* [Dataset listings of figures]:
"""

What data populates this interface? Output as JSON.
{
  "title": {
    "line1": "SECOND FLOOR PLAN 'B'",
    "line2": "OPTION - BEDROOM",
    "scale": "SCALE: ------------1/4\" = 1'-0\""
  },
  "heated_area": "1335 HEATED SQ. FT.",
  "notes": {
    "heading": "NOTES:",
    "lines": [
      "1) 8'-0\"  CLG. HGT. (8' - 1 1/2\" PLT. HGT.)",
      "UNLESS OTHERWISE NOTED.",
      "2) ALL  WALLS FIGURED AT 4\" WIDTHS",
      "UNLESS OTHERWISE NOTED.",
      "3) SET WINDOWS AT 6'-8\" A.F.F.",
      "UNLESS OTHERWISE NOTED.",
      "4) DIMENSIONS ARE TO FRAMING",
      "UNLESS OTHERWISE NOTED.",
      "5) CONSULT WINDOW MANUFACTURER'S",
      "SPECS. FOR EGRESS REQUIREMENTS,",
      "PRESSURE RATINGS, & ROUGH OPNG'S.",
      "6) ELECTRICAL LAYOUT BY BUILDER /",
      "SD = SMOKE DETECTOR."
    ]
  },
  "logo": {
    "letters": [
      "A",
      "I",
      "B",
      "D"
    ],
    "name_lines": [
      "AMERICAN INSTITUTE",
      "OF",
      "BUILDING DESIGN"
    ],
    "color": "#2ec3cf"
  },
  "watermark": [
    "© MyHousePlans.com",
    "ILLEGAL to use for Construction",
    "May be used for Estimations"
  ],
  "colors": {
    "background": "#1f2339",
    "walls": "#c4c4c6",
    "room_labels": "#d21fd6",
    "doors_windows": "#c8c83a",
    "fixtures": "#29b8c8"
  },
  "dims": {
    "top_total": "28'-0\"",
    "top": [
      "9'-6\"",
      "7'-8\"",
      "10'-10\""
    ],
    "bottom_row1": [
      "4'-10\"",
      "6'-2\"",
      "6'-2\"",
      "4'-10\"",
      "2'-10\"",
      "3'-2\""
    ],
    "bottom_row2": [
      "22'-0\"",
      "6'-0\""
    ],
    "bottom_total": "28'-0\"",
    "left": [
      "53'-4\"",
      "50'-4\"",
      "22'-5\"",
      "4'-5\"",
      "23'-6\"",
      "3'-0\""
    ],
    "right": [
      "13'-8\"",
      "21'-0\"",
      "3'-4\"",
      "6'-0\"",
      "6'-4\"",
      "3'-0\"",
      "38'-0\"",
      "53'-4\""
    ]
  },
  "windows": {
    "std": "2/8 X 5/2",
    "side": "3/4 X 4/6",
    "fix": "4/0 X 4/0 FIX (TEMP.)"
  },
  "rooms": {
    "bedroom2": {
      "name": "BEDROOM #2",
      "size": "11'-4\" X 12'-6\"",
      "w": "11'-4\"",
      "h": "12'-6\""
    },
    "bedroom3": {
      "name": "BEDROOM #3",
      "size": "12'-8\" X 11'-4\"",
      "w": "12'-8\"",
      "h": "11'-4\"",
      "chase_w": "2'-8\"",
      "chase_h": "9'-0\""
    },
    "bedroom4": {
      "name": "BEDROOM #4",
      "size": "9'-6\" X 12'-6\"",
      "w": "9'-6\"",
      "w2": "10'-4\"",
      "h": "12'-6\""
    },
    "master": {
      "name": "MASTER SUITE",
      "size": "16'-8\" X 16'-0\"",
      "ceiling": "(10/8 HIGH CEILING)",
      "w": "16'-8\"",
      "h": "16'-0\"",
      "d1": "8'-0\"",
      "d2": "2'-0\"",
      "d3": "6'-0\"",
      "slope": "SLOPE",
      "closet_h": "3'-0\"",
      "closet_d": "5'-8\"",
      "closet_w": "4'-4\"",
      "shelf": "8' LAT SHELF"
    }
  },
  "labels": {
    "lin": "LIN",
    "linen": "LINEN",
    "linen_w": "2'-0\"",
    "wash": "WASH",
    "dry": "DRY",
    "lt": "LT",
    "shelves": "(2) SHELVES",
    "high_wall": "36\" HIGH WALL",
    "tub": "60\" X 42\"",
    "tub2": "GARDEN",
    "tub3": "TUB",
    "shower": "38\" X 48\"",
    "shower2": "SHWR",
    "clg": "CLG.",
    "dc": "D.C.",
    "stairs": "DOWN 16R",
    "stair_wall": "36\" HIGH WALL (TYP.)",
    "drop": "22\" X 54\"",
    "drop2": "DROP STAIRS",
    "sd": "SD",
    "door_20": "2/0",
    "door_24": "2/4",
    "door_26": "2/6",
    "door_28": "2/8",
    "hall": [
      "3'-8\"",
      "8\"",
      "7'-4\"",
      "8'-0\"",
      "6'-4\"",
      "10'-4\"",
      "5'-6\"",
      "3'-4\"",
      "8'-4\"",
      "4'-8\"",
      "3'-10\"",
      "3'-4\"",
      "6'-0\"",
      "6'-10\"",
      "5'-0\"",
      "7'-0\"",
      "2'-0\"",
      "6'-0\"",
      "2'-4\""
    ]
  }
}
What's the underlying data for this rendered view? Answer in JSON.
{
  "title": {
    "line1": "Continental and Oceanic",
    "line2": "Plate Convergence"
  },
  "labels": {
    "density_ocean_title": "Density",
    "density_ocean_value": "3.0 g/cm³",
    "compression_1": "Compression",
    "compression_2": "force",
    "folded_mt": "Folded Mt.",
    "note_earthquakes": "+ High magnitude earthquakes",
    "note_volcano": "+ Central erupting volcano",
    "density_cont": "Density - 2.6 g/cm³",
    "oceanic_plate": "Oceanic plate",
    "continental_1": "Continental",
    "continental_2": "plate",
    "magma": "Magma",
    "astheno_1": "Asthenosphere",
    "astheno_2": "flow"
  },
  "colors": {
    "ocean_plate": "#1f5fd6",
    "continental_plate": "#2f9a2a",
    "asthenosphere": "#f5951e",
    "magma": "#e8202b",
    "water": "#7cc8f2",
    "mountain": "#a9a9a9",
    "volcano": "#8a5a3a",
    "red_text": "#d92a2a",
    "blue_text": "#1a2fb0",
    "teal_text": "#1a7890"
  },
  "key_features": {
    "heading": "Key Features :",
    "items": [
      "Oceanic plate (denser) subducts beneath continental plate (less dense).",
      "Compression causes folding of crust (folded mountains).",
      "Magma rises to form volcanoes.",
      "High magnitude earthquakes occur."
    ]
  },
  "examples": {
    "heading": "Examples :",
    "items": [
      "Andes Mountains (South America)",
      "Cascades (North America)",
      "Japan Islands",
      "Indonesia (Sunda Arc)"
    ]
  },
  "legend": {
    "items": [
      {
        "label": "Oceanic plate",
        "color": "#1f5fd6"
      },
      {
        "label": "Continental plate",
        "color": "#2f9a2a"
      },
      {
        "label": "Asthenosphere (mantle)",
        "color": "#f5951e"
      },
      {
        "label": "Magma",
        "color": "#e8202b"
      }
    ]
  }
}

"""

* [Task details]: Please reproduce all of the entries exactly as they stand.

* [Task response]:
What data populates this interface? Output as JSON.
{
  "title": {
    "line1": "SECOND FLOOR PLAN 'B'",
    "line2": "OPTION - BEDROOM",
    "scale": "SCALE: ------------1/4\" = 1'-0\""
  },
  "heated_area": "1335 HEATED SQ. FT.",
  "notes": {
    "heading": "NOTES:",
    "lines": [
      "1) 8'-0\"  CLG. HGT. (8' - 1 1/2\" PLT. HGT.)",
      "UNLESS OTHERWISE NOTED.",
      "2) ALL  WALLS FIGURED AT 4\" WIDTHS",
      "UNLESS OTHERWISE NOTED.",
      "3) SET WINDOWS AT 6'-8\" A.F.F.",
      "UNLESS OTHERWISE NOTED.",
      "4) DIMENSIONS ARE TO FRAMING",
      "UNLESS OTHERWISE NOTED.",
      "5) CONSULT WINDOW MANUFACTURER'S",
      "SPECS. FOR EGRESS REQUIREMENTS,",
      "PRESSURE RATINGS, & ROUGH OPNG'S.",
      "6) ELECTRICAL LAYOUT BY BUILDER /",
      "SD = SMOKE DETECTOR."
    ]
  },
  "logo": {
    "letters": [
      "A",
      "I",
      "B",
      "D"
    ],
    "name_lines": [
      "AMERICAN INSTITUTE",
      "OF",
      "BUILDING DESIGN"
    ],
    "color": "#2ec3cf"
  },
  "watermark": [
    "© MyHousePlans.com",
    "ILLEGAL to use for Construction",
    "May be used for Estimations"
  ],
  "colors": {
    "background": "#1f2339",
    "walls": "#c4c4c6",
    "room_labels": "#d21fd6",
    "doors_windows": "#c8c83a",
    "fixtures": "#29b8c8"
  },
  "dims": {
    "top_total": "28'-0\"",
    "top": [
      "9'-6\"",
      "7'-8\"",
      "10'-10\""
    ],
    "bottom_row1": [
      "4'-10\"",
      "6'-2\"",
      "6'-2\"",
      "4'-10\"",
      "2'-10\"",
      "3'-2\""
    ],
    "bottom_row2": [
      "22'-0\"",
      "6'-0\""
    ],
    "bottom_total": "28'-0\"",
    "left": [
      "53'-4\"",
      "50'-4\"",
      "22'-5\"",
      "4'-5\"",
      "23'-6\"",
      "3'-0\""
    ],
    "right": [
      "13'-8\"",
      "21'-0\"",
      "3'-4\"",
      "6'-0\"",
      "6'-4\"",
      "3'-0\"",
      "38'-0\"",
      "53'-4\""
    ]
  },
  "windows": {
    "std": "2/8 X 5/2",
    "side": "3/4 X 4/6",
    "fix": "4/0 X 4/0 FIX (TEMP.)"
  },
  "rooms": {
    "bedroom2": {
      "name": "BEDROOM #2",
      "size": "11'-4\" X 12'-6\"",
      "w": "11'-4\"",
      "h": "12'-6\""
    },
    "bedroom3": {
      "name": "BEDROOM #3",
      "size": "12'-8\" X 11'-4\"",
      "w": "12'-8\"",
      "h": "11'-4\"",
      "chase_w": "2'-8\"",
      "chase_h": "9'-0\""
    },
    "bedroom4": {
      "name": "BEDROOM #4",
      "size": "9'-6\" X 12'-6\"",
      "w": "9'-6\"",
      "w2": "10'-4\"",
      "h": "12'-6\""
    },
    "master": {
      "name": "MASTER SUITE",
      "size": "16'-8\" X 16'-0\"",
      "ceiling": "(10/8 HIGH CEILING)",
      "w": "16'-8\"",
      "h": "16'-0\"",
      "d1": "8'-0\"",
      "d2": "2'-0\"",
      "d3": "6'-0\"",
      "slope": "SLOPE",
      "closet_h": "3'-0\"",
      "closet_d": "5'-8\"",
      "closet_w": "4'-4\"",
      "shelf": "8' LAT SHELF"
    }
  },
  "labels": {
    "lin": "LIN",
    "linen": "LINEN",
    "linen_w": "2'-0\"",
    "wash": "WASH",
    "dry": "DRY",
    "lt": "LT",
    "shelves": "(2) SHELVES",
    "high_wall": "36\" HIGH WALL",
    "tub": "60\" X 42\"",
    "tub2": "GARDEN",
    "tub3": "TUB",
    "shower": "38\" X 48\"",
    "shower2": "SHWR",
    "clg": "CLG.",
    "dc": "D.C.",
    "stairs": "DOWN 16R",
    "stair_wall": "36\" HIGH WALL (TYP.)",
    "drop": "22\" X 54\"",
    "drop2": "DROP STAIRS",
    "sd": "SD",
    "door_20": "2/0",
    "door_24": "2/4",
    "door_26": "2/6",
    "door_28": "2/8",
    "hall": [
      "3'-8\"",
      "8\"",
      "7'-4\"",
      "8'-0\"",
      "6'-4\"",
      "10'-4\"",
      "5'-6\"",
      "3'-4\"",
      "8'-4\"",
      "4'-8\"",
      "3'-10\"",
      "3'-4\"",
      "6'-0\"",
      "6'-10\"",
      "5'-0\"",
      "7'-0\"",
      "2'-0\"",
      "6'-0\"",
      "2'-4\""
    ]
  }
}
What's the underlying data for this rendered view? Answer in JSON.
{
  "title": {
    "line1": "Continental and Oceanic",
    "line2": "Plate Convergence"
  },
  "labels": {
    "density_ocean_title": "Density",
    "density_ocean_value": "3.0 g/cm³",
    "compression_1": "Compression",
    "compression_2": "force",
    "folded_mt": "Folded Mt.",
    "note_earthquakes": "+ High magnitude earthquakes",
    "note_volcano": "+ Central erupting volcano",
    "density_cont": "Density - 2.6 g/cm³",
    "oceanic_plate": "Oceanic plate",
    "continental_1": "Continental",
    "continental_2": "plate",
    "magma": "Magma",
    "astheno_1": "Asthenosphere",
    "astheno_2": "flow"
  },
  "colors": {
    "ocean_plate": "#1f5fd6",
    "continental_plate": "#2f9a2a",
    "asthenosphere": "#f5951e",
    "magma": "#e8202b",
    "water": "#7cc8f2",
    "mountain": "#a9a9a9",
    "volcano": "#8a5a3a",
    "red_text": "#d92a2a",
    "blue_text": "#1a2fb0",
    "teal_text": "#1a7890"
  },
  "key_features": {
    "heading": "Key Features :",
    "items": [
      "Oceanic plate (denser) subducts beneath continental plate (less dense).",
      "Compression causes folding of crust (folded mountains).",
      "Magma rises to form volcanoes.",
      "High magnitude earthquakes occur."
    ]
  },
  "examples": {
    "heading": "Examples :",
    "items": [
      "Andes Mountains (South America)",
      "Cascades (North America)",
      "Japan Islands",
      "Indonesia (Sunda Arc)"
    ]
  },
  "legend": {
    "items": [
      {
        "label": "Oceanic plate",
        "color": "#1f5fd6"
      },
      {
        "label": "Continental plate",
        "color": "#2f9a2a"
      },
      {
        "label": "Asthenosphere (mantle)",
        "color": "#f5951e"
      },
      {
        "label": "Magma",
        "color": "#e8202b"
      }
    ]
  }
}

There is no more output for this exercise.